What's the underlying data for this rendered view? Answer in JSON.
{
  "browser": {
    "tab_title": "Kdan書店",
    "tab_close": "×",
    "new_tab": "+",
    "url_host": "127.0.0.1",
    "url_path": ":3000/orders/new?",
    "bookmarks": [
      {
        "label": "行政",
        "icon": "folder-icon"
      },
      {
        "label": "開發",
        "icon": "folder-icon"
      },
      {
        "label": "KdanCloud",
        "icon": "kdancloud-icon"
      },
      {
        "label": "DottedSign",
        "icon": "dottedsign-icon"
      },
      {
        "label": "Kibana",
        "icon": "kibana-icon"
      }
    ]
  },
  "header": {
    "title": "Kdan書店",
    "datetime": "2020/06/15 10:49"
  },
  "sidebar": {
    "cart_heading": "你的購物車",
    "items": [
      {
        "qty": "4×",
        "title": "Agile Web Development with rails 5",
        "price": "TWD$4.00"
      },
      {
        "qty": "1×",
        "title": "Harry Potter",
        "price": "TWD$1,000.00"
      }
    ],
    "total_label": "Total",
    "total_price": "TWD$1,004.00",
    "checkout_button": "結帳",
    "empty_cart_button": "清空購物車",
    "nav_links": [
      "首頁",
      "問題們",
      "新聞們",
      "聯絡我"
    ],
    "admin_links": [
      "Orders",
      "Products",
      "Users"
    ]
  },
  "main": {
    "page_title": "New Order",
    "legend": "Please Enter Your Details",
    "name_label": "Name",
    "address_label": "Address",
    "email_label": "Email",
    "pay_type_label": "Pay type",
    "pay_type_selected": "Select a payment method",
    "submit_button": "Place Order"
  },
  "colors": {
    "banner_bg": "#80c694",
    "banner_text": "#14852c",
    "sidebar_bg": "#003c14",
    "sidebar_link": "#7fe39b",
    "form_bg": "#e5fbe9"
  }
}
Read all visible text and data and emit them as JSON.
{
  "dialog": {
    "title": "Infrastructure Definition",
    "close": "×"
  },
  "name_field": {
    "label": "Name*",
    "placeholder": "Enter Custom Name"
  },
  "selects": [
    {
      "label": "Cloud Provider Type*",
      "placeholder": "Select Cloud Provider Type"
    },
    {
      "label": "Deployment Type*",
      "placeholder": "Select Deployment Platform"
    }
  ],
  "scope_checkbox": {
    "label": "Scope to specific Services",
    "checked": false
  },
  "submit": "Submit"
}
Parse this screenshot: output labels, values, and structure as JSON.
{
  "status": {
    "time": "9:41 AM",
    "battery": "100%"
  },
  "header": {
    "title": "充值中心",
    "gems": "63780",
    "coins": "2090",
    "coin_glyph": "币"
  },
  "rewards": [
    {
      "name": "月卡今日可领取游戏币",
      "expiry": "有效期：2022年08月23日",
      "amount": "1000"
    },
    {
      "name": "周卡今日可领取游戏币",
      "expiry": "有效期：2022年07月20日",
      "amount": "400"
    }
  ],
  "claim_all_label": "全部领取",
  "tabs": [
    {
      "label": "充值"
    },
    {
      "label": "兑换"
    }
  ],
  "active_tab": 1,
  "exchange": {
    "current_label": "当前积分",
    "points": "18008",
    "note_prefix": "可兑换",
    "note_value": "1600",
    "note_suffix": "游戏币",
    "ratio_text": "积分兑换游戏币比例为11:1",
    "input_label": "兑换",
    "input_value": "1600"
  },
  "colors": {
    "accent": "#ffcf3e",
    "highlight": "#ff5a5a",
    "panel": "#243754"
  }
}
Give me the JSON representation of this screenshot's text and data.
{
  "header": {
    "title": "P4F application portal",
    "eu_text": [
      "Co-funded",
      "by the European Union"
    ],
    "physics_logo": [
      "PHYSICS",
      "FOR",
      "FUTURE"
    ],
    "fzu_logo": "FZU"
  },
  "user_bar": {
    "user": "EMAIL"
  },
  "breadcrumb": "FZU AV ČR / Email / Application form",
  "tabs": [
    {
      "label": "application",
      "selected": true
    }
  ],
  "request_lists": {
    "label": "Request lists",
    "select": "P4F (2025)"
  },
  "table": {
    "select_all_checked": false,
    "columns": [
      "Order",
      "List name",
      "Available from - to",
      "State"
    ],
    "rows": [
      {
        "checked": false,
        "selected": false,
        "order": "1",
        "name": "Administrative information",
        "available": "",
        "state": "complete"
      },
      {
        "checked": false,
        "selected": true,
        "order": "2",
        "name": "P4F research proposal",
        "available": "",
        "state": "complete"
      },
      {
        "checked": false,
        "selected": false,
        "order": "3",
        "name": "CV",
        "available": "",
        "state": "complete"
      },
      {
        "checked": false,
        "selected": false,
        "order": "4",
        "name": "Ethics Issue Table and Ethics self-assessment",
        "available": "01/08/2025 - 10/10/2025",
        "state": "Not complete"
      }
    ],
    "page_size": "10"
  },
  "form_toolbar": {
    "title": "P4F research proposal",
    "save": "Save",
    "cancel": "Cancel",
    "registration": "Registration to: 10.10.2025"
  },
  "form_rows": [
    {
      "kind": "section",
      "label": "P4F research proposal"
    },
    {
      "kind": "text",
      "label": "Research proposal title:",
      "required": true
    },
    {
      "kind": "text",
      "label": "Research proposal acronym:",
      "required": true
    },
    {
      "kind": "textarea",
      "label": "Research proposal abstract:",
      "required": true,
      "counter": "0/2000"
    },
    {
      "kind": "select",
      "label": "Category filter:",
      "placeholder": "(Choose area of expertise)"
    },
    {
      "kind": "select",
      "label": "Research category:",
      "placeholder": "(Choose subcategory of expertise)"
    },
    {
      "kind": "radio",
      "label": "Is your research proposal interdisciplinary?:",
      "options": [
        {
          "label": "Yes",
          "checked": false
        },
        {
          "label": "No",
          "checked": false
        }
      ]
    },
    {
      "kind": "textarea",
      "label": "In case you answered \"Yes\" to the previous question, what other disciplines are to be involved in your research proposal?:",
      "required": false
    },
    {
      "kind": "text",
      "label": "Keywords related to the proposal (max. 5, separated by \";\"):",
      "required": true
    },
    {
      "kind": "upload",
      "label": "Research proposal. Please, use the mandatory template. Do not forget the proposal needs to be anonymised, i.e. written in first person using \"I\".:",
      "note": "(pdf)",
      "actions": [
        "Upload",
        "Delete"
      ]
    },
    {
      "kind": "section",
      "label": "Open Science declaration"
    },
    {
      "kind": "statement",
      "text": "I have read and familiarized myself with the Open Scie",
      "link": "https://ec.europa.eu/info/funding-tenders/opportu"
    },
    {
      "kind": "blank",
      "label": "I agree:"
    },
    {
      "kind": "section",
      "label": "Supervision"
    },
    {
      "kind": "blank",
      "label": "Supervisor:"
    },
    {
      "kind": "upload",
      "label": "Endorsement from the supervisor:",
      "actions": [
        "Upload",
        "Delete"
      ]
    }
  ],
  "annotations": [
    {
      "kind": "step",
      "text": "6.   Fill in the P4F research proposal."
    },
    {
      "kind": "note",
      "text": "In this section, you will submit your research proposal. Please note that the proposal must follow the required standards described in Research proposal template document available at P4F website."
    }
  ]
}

○ ○ ○

Restate each record word for word.

What's the underlying data for this rendered view? Answer in JSON.
{
  "browser": {
    "tab_title": "Kdan書店",
    "tab_close": "×",
    "new_tab": "+",
    "url_host": "127.0.0.1",
    "url_path": ":3000/orders/new?",
    "bookmarks": [
      {
        "label": "行政",
        "icon": "folder-icon"
      },
      {
        "label": "開發",
        "icon": "folder-icon"
      },
      {
        "label": "KdanCloud",
        "icon": "kdancloud-icon"
      },
      {
        "label": "DottedSign",
        "icon": "dottedsign-icon"
      },
      {
        "label": "Kibana",
        "icon": "kibana-icon"
      }
    ]
  },
  "header": {
    "title": "Kdan書店",
    "datetime": "2020/06/15 10:49"
  },
  "sidebar": {
    "cart_heading": "你的購物車",
    "items": [
      {
        "qty": "4×",
        "title": "Agile Web Development with rails 5",
        "price": "TWD$4.00"
      },
      {
        "qty": "1×",
        "title": "Harry Potter",
        "price": "TWD$1,000.00"
      }
    ],
    "total_label": "Total",
    "total_price": "TWD$1,004.00",
    "checkout_button": "結帳",
    "empty_cart_button": "清空購物車",
    "nav_links": [
      "首頁",
      "問題們",
      "新聞們",
      "聯絡我"
    ],
    "admin_links": [
      "Orders",
      "Products",
      "Users"
    ]
  },
  "main": {
    "page_title": "New Order",
    "legend": "Please Enter Your Details",
    "name_label": "Name",
    "address_label": "Address",
    "email_label": "Email",
    "pay_type_label": "Pay type",
    "pay_type_selected": "Select a payment method",
    "submit_button": "Place Order"
  },
  "colors": {
    "banner_bg": "#80c694",
    "banner_text": "#14852c",
    "sidebar_bg": "#003c14",
    "sidebar_link": "#7fe39b",
    "form_bg": "#e5fbe9"
  }
}
Read all visible text and data and emit them as JSON.
{
  "dialog": {
    "title": "Infrastructure Definition",
    "close": "×"
  },
  "name_field": {
    "label": "Name*",
    "placeholder": "Enter Custom Name"
  },
  "selects": [
    {
      "label": "Cloud Provider Type*",
      "placeholder": "Select Cloud Provider Type"
    },
    {
      "label": "Deployment Type*",
      "placeholder": "Select Deployment Platform"
    }
  ],
  "scope_checkbox": {
    "label": "Scope to specific Services",
    "checked": false
  },
  "submit": "Submit"
}
Parse this screenshot: output labels, values, and structure as JSON.
{
  "status": {
    "time": "9:41 AM",
    "battery": "100%"
  },
  "header": {
    "title": "充值中心",
    "gems": "63780",
    "coins": "2090",
    "coin_glyph": "币"
  },
  "rewards": [
    {
      "name": "月卡今日可领取游戏币",
      "expiry": "有效期：2022年08月23日",
      "amount": "1000"
    },
    {
      "name": "周卡今日可领取游戏币",
      "expiry": "有效期：2022年07月20日",
      "amount": "400"
    }
  ],
  "claim_all_label": "全部领取",
  "tabs": [
    {
      "label": "充值"
    },
    {
      "label": "兑换"
    }
  ],
  "active_tab": 1,
  "exchange": {
    "current_label": "当前积分",
    "points": "18008",
    "note_prefix": "可兑换",
    "note_value": "1600",
    "note_suffix": "游戏币",
    "ratio_text": "积分兑换游戏币比例为11:1",
    "input_label": "兑换",
    "input_value": "1600"
  },
  "colors": {
    "accent": "#ffcf3e",
    "highlight": "#ff5a5a",
    "panel": "#243754"
  }
}
Give me the JSON representation of this screenshot's text and data.
{
  "header": {
    "title": "P4F application portal",
    "eu_text": [
      "Co-funded",
      "by the European Union"
    ],
    "physics_logo": [
      "PHYSICS",
      "FOR",
      "FUTURE"
    ],
    "fzu_logo": "FZU"
  },
  "user_bar": {
    "user": "EMAIL"
  },
  "breadcrumb": "FZU AV ČR / Email / Application form",
  "tabs": [
    {
      "label": "application",
      "selected": true
    }
  ],
  "request_lists": {
    "label": "Request lists",
    "select": "P4F (2025)"
  },
  "table": {
    "select_all_checked": false,
    "columns": [
      "Order",
      "List name",
      "Available from - to",
      "State"
    ],
    "rows": [
      {
        "checked": false,
        "selected": false,
        "order": "1",
        "name": "Administrative information",
        "available": "",
        "state": "complete"
      },
      {
        "checked": false,
        "selected": true,
        "order": "2",
        "name": "P4F research proposal",
        "available": "",
        "state": "complete"
      },
      {
        "checked": false,
        "selected": false,
        "order": "3",
        "name": "CV",
        "available": "",
        "state": "complete"
      },
      {
        "checked": false,
        "selected": false,
        "order": "4",
        "name": "Ethics Issue Table and Ethics self-assessment",
        "available": "01/08/2025 - 10/10/2025",
        "state": "Not complete"
      }
    ],
    "page_size": "10"
  },
  "form_toolbar": {
    "title": "P4F research proposal",
    "save": "Save",
    "cancel": "Cancel",
    "registration": "Registration to: 10.10.2025"
  },
  "form_rows": [
    {
      "kind": "section",
      "label": "P4F research proposal"
    },
    {
      "kind": "text",
      "label": "Research proposal title:",
      "required": true
    },
    {
      "kind": "text",
      "label": "Research proposal acronym:",
      "required": true
    },
    {
      "kind": "textarea",
      "label": "Research proposal abstract:",
      "required": true,
      "counter": "0/2000"
    },
    {
      "kind": "select",
      "label": "Category filter:",
      "placeholder": "(Choose area of expertise)"
    },
    {
      "kind": "select",
      "label": "Research category:",
      "placeholder": "(Choose subcategory of expertise)"
    },
    {
      "kind": "radio",
      "label": "Is your research proposal interdisciplinary?:",
      "options": [
        {
          "label": "Yes",
          "checked": false
        },
        {
          "label": "No",
          "checked": false
        }
      ]
    },
    {
      "kind": "textarea",
      "label": "In case you answered \"Yes\" to the previous question, what other disciplines are to be involved in your research proposal?:",
      "required": false
    },
    {
      "kind": "text",
      "label": "Keywords related to the proposal (max. 5, separated by \";\"):",
      "required": true
    },
    {
      "kind": "upload",
      "label": "Research proposal. Please, use the mandatory template. Do not forget the proposal needs to be anonymised, i.e. written in first person using \"I\".:",
      "note": "(pdf)",
      "actions": [
        "Upload",
        "Delete"
      ]
    },
    {
      "kind": "section",
      "label": "Open Science declaration"
    },
    {
      "kind": "statement",
      "text": "I have read and familiarized myself with the Open Scie",
      "link": "https://ec.europa.eu/info/funding-tenders/opportu"
    },
    {
      "kind": "blank",
      "label": "I agree:"
    },
    {
      "kind": "section",
      "label": "Supervision"
    },
    {
      "kind": "blank",
      "label": "Supervisor:"
    },
    {
      "kind": "upload",
      "label": "Endorsement from the supervisor:",
      "actions": [
        "Upload",
        "Delete"
      ]
    }
  ],
  "annotations": [
    {
      "kind": "step",
      "text": "6.   Fill in the P4F research proposal."
    },
    {
      "kind": "note",
      "text": "In this section, you will submit your research proposal. Please note that the proposal must follow the required standards described in Research proposal template document available at P4F website."
    }
  ]
}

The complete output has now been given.